-- start Material for the task --

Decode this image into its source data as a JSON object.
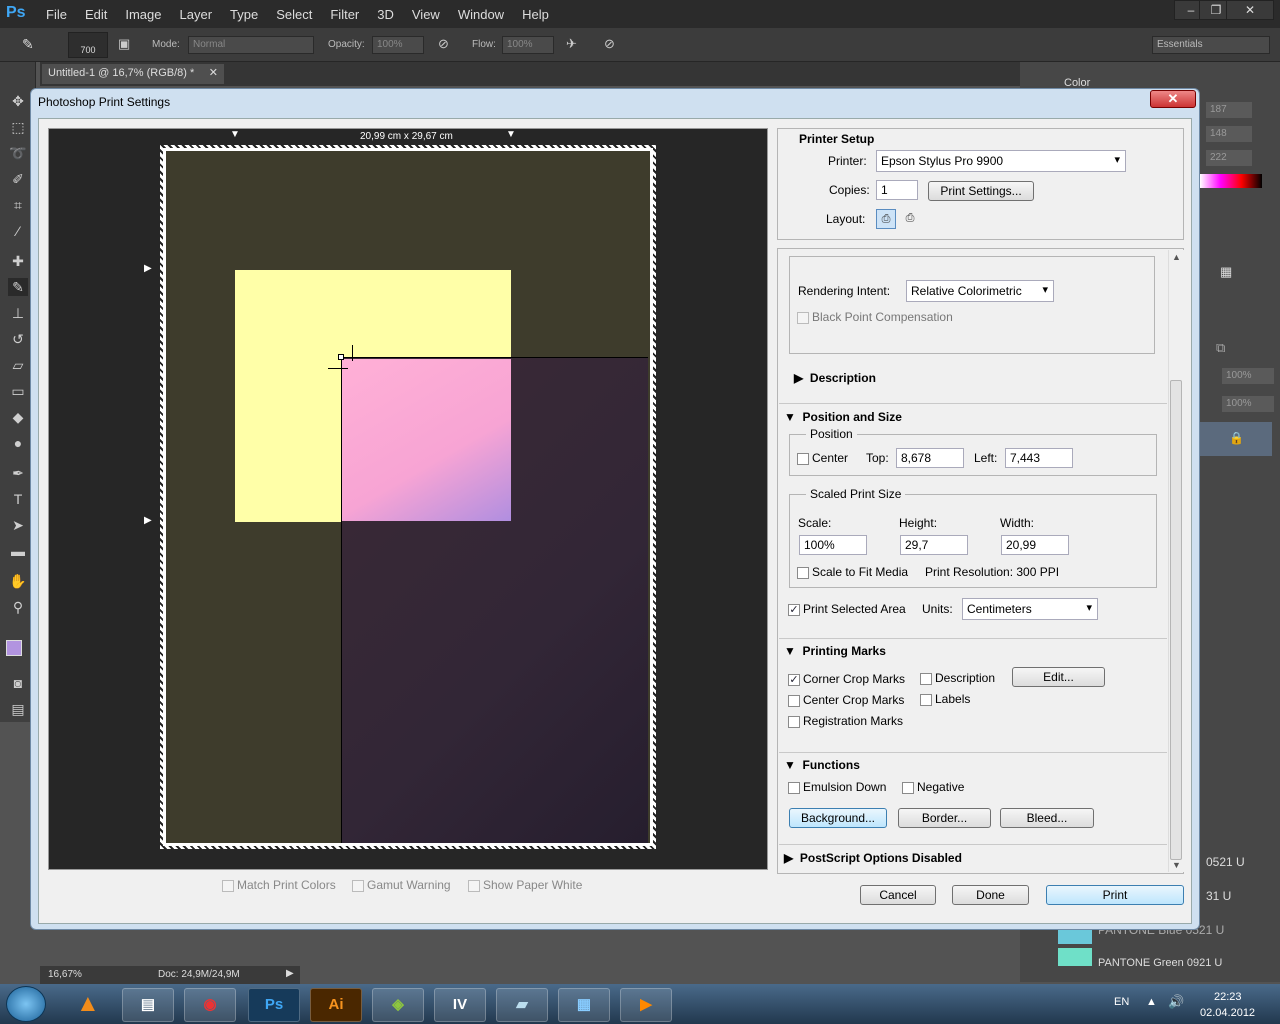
{
  "app": {
    "logo": "Ps",
    "menu": [
      "File",
      "Edit",
      "Image",
      "Layer",
      "Type",
      "Select",
      "Filter",
      "3D",
      "View",
      "Window",
      "Help"
    ],
    "workspace": "Essentials"
  },
  "options_bar": {
    "brush_size": "700",
    "mode_label": "Mode:",
    "mode_value": "Normal",
    "opacity_label": "Opacity:",
    "opacity_value": "100%",
    "flow_label": "Flow:",
    "flow_value": "100%"
  },
  "document": {
    "tab_title": "Untitled-1 @ 16,7% (RGB/8) *",
    "zoom": "16,67%",
    "doc_info": "Doc: 24,9M/24,9M"
  },
  "right_panel": {
    "color_tab": "Color",
    "rgb_values": [
      "187",
      "148",
      "222"
    ],
    "opacity_value": "100%",
    "fill_value": "100%",
    "swatches": [
      "0521 U",
      "31 U",
      "PANTONE Blue 0521 U",
      "PANTONE Green 0921 U"
    ]
  },
  "dialog": {
    "title": "Photoshop Print Settings",
    "paper_size": "20,99 cm x 29,67 cm",
    "preview_options": [
      {
        "label": "Match Print Colors",
        "checked": false
      },
      {
        "label": "Gamut Warning",
        "checked": false
      },
      {
        "label": "Show Paper White",
        "checked": false
      }
    ],
    "printer_setup": {
      "heading": "Printer Setup",
      "printer_label": "Printer:",
      "printer_value": "Epson Stylus Pro 9900",
      "copies_label": "Copies:",
      "copies_value": "1",
      "print_settings_button": "Print Settings...",
      "layout_label": "Layout:"
    },
    "color_management": {
      "rendering_intent_label": "Rendering Intent:",
      "rendering_intent_value": "Relative Colorimetric",
      "black_point_label": "Black Point Compensation"
    },
    "description_section": "Description",
    "position_and_size": {
      "heading": "Position and Size",
      "position_group": "Position",
      "center_label": "Center",
      "top_label": "Top:",
      "top_value": "8,678",
      "left_label": "Left:",
      "left_value": "7,443",
      "scaled_group": "Scaled Print Size",
      "scale_label": "Scale:",
      "scale_value": "100%",
      "height_label": "Height:",
      "height_value": "29,7",
      "width_label": "Width:",
      "width_value": "20,99",
      "scale_to_fit_label": "Scale to Fit Media",
      "print_resolution": "Print Resolution: 300 PPI",
      "print_selected_label": "Print Selected Area",
      "units_label": "Units:",
      "units_value": "Centimeters"
    },
    "printing_marks": {
      "heading": "Printing Marks",
      "corner_crop": "Corner Crop Marks",
      "center_crop": "Center Crop Marks",
      "registration": "Registration Marks",
      "description": "Description",
      "labels": "Labels",
      "edit_button": "Edit..."
    },
    "functions": {
      "heading": "Functions",
      "emulsion_down": "Emulsion Down",
      "negative": "Negative",
      "background_button": "Background...",
      "border_button": "Border...",
      "bleed_button": "Bleed..."
    },
    "postscript": "PostScript Options Disabled",
    "buttons": {
      "cancel": "Cancel",
      "done": "Done",
      "print": "Print"
    }
  },
  "taskbar": {
    "apps": [
      "VLC",
      "Chrome",
      "Ps",
      "Ai",
      "Alt",
      "IV",
      "Note",
      "Net",
      "Play"
    ],
    "language": "EN",
    "time": "22:23",
    "date": "02.04.2012"
  }
}
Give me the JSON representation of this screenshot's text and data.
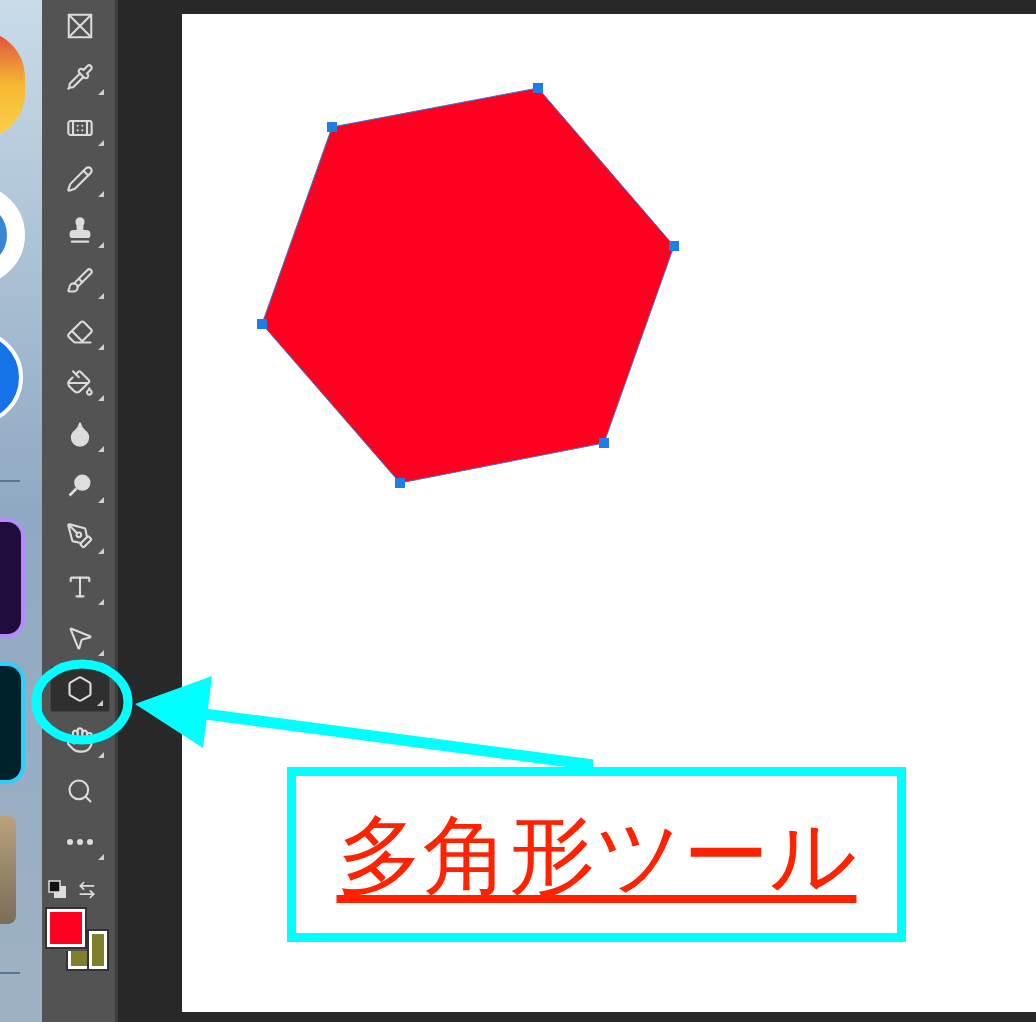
{
  "toolbar": {
    "tools": [
      {
        "kind": "frame",
        "selected": false,
        "has_menu": false
      },
      {
        "kind": "eyedropper",
        "selected": false,
        "has_menu": true
      },
      {
        "kind": "healing",
        "selected": false,
        "has_menu": true
      },
      {
        "kind": "pencil",
        "selected": false,
        "has_menu": true
      },
      {
        "kind": "stamp",
        "selected": false,
        "has_menu": true
      },
      {
        "kind": "history-brush",
        "selected": false,
        "has_menu": true
      },
      {
        "kind": "eraser",
        "selected": false,
        "has_menu": true
      },
      {
        "kind": "bucket",
        "selected": false,
        "has_menu": true
      },
      {
        "kind": "blur",
        "selected": false,
        "has_menu": true
      },
      {
        "kind": "dodge",
        "selected": false,
        "has_menu": true
      },
      {
        "kind": "pen",
        "selected": false,
        "has_menu": true
      },
      {
        "kind": "type",
        "selected": false,
        "has_menu": true
      },
      {
        "kind": "select",
        "selected": false,
        "has_menu": true
      },
      {
        "kind": "polygon",
        "selected": true,
        "has_menu": true
      },
      {
        "kind": "hand",
        "selected": false,
        "has_menu": true
      },
      {
        "kind": "zoom",
        "selected": false,
        "has_menu": false
      },
      {
        "kind": "more",
        "selected": false,
        "has_menu": true
      }
    ],
    "swatches": [
      {
        "kind": "foreground",
        "color": "#ff0020"
      },
      {
        "kind": "background",
        "color": "#7f7f2e"
      }
    ]
  },
  "annotation": {
    "label": "多角形ツール"
  }
}
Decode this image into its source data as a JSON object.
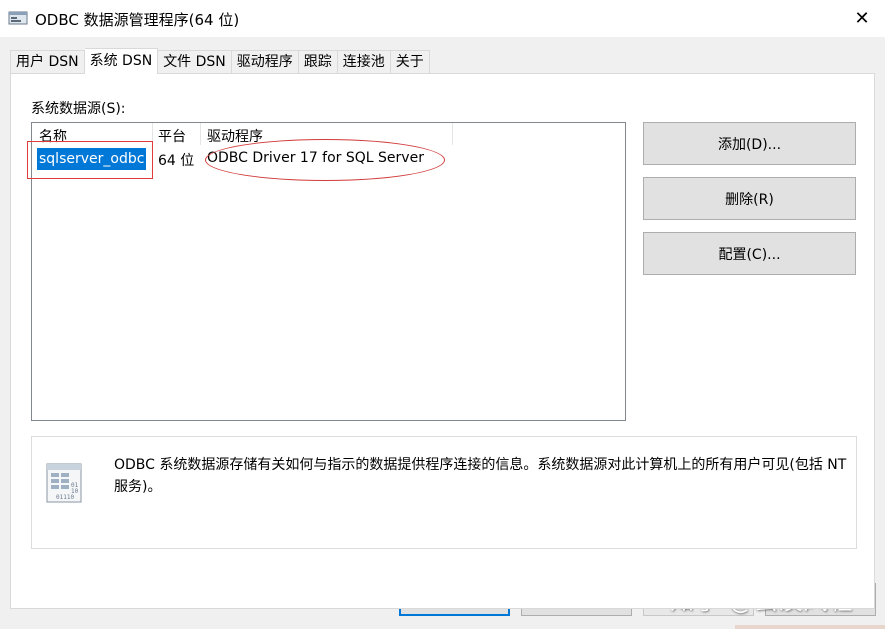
{
  "window": {
    "title": "ODBC 数据源管理程序(64 位)",
    "close_glyph": "✕"
  },
  "tabs": [
    {
      "label": "用户 DSN",
      "active": false
    },
    {
      "label": "系统 DSN",
      "active": true
    },
    {
      "label": "文件 DSN",
      "active": false
    },
    {
      "label": "驱动程序",
      "active": false
    },
    {
      "label": "跟踪",
      "active": false
    },
    {
      "label": "连接池",
      "active": false
    },
    {
      "label": "关于",
      "active": false
    }
  ],
  "system_dsn": {
    "label": "系统数据源(S):",
    "columns": [
      "名称",
      "平台",
      "驱动程序"
    ],
    "rows": [
      {
        "name": "sqlserver_odbc",
        "platform": "64 位",
        "driver": "ODBC Driver 17 for SQL Server",
        "selected": true
      }
    ]
  },
  "side_buttons": {
    "add": "添加(D)...",
    "remove": "删除(R)",
    "configure": "配置(C)..."
  },
  "info": {
    "icon": "database-doc-icon",
    "text": "ODBC 系统数据源存储有关如何与指示的数据提供程序连接的信息。系统数据源对此计算机上的所有用户可见(包括 NT 服务)。"
  },
  "bottom_buttons": {
    "ok": "确定",
    "cancel": "取消",
    "apply": "应用(A)",
    "help": "帮助"
  },
  "watermark": "知乎 @云淡风轻",
  "colors": {
    "selection": "#0078d7",
    "annotation_red": "#e03c3c",
    "panel_bg": "#ffffff",
    "dialog_bg": "#f0f0f0"
  }
}
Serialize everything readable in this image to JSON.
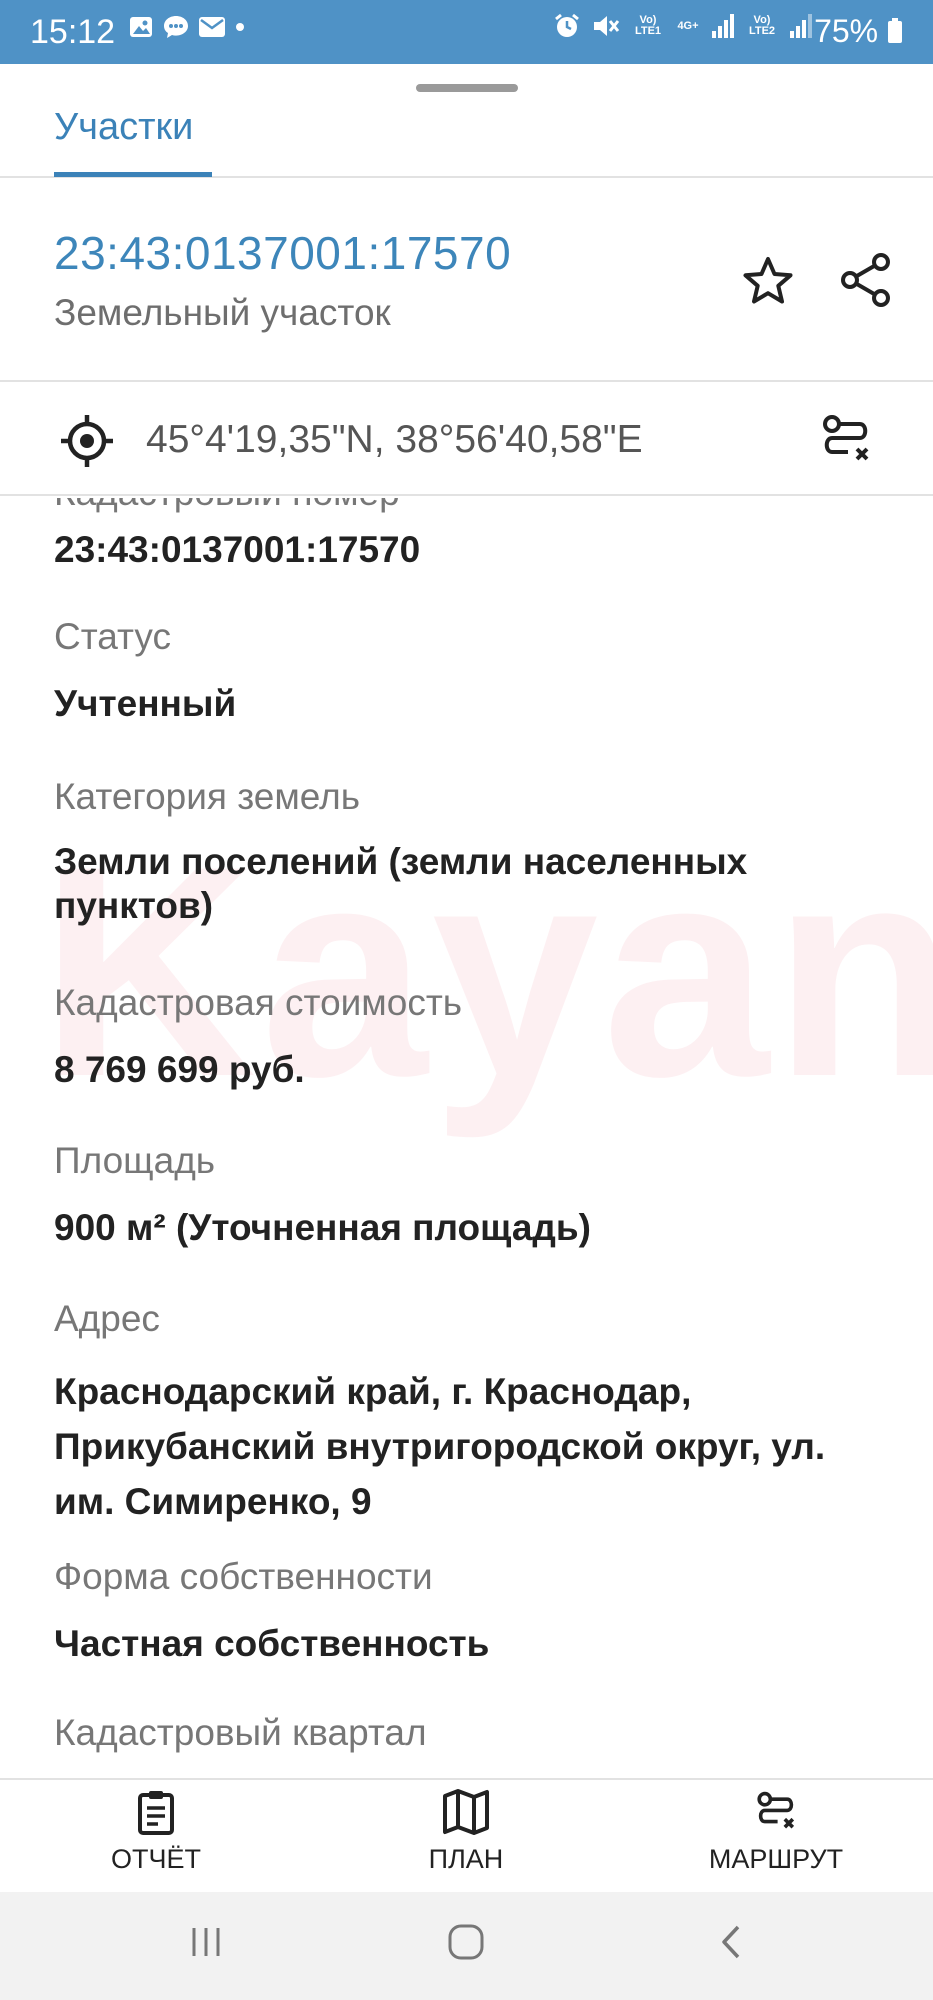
{
  "status_bar": {
    "time": "15:12",
    "battery": "75%",
    "network_labels": [
      "Vo) LTE1",
      "4G+",
      "Vo) LTE2"
    ]
  },
  "tabs": [
    {
      "label": "Участки",
      "active": true
    }
  ],
  "parcel": {
    "number": "23:43:0137001:17570",
    "type": "Земельный участок"
  },
  "coordinates": "45°4'19,35\"N, 38°56'40,58\"E",
  "watermark": "Kayan",
  "fields": {
    "cut_label": "Кадастровый номер",
    "cadastral_number_value": "23:43:0137001:17570",
    "status_label": "Статус",
    "status_value": "Учтенный",
    "category_label": "Категория земель",
    "category_value": "Земли поселений (земли населенных пунктов)",
    "cost_label": "Кадастровая стоимость",
    "cost_value": "8 769 699 руб.",
    "area_label": "Площадь",
    "area_value": "900 м² (Уточненная площадь)",
    "address_label": "Адрес",
    "address_value": "Краснодарский край, г. Краснодар, Прикубанский внутригородской округ, ул. им. Симиренко, 9",
    "ownership_label": "Форма собственности",
    "ownership_value": "Частная собственность",
    "quarter_label": "Кадастровый квартал"
  },
  "bottom_nav": {
    "report": "ОТЧЁТ",
    "plan": "ПЛАН",
    "route": "МАРШРУТ"
  },
  "colors": {
    "status_bar": "#4f92c6",
    "accent": "#3b82b8",
    "label_gray": "#777777"
  }
}
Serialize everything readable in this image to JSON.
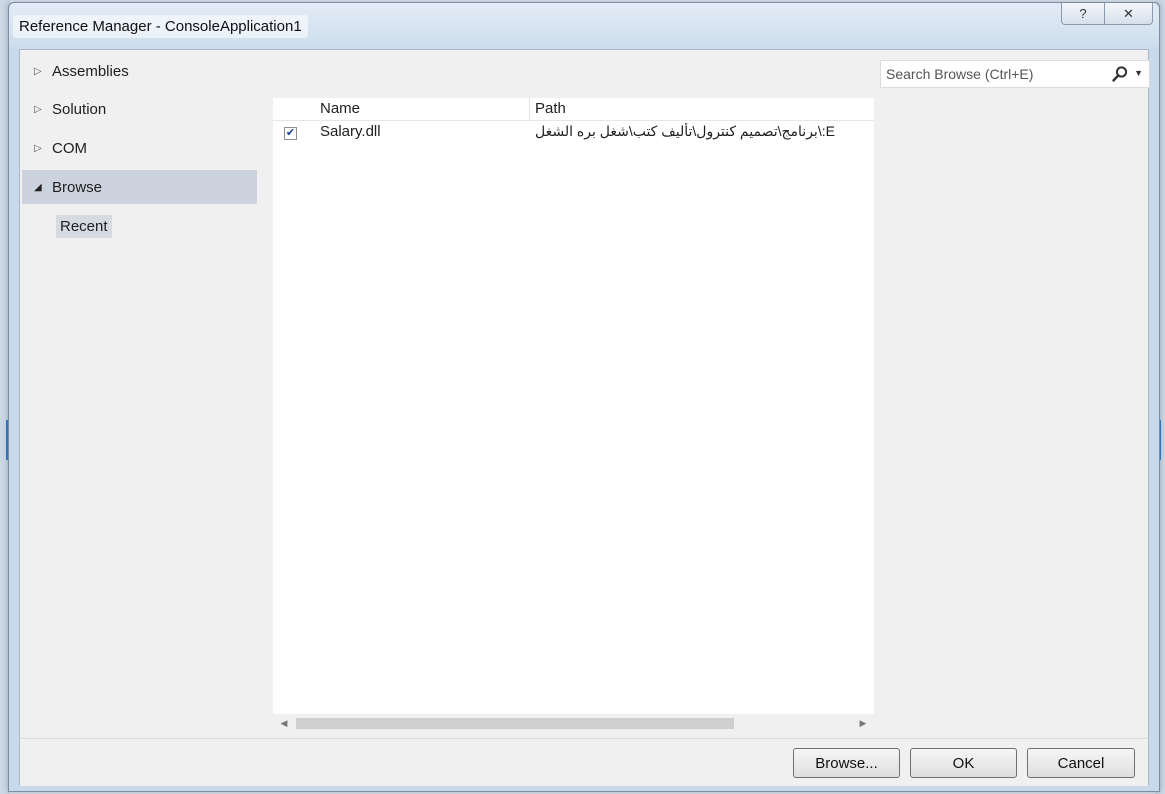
{
  "window": {
    "title": "Reference Manager - ConsoleApplication1",
    "help_glyph": "?",
    "close_glyph": "✕"
  },
  "sidebar": {
    "items": [
      {
        "label": "Assemblies",
        "expanded": false
      },
      {
        "label": "Solution",
        "expanded": false
      },
      {
        "label": "COM",
        "expanded": false
      },
      {
        "label": "Browse",
        "expanded": true,
        "selected": true
      }
    ],
    "collapsed_glyph": "▷",
    "expanded_glyph": "◢",
    "sub_items": [
      {
        "label": "Recent",
        "selected": true
      }
    ]
  },
  "list": {
    "columns": [
      "Name",
      "Path"
    ],
    "rows": [
      {
        "checked": true,
        "name": "Salary.dll",
        "path": "E:\\برنامج\\تصميم كنترول\\تأليف كتب\\شغل بره الشغل"
      }
    ],
    "check_glyph": "✔"
  },
  "search": {
    "placeholder": "Search Browse (Ctrl+E)",
    "value": ""
  },
  "scrollbar": {
    "left_glyph": "◀",
    "right_glyph": "▶"
  },
  "buttons": {
    "browse": "Browse...",
    "ok": "OK",
    "cancel": "Cancel"
  },
  "colors": {
    "accent": "#2b7fd3",
    "selection": "#ccd3de",
    "checkmark": "#1c3f94"
  }
}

-- end Material for the task --

### Aim
Check each line above for the string "Browse", then copy the ones that have it.

### Full answer
        "label": "Browse",
    "placeholder": "Search Browse (Ctrl+E)",
    "browse": "Browse...",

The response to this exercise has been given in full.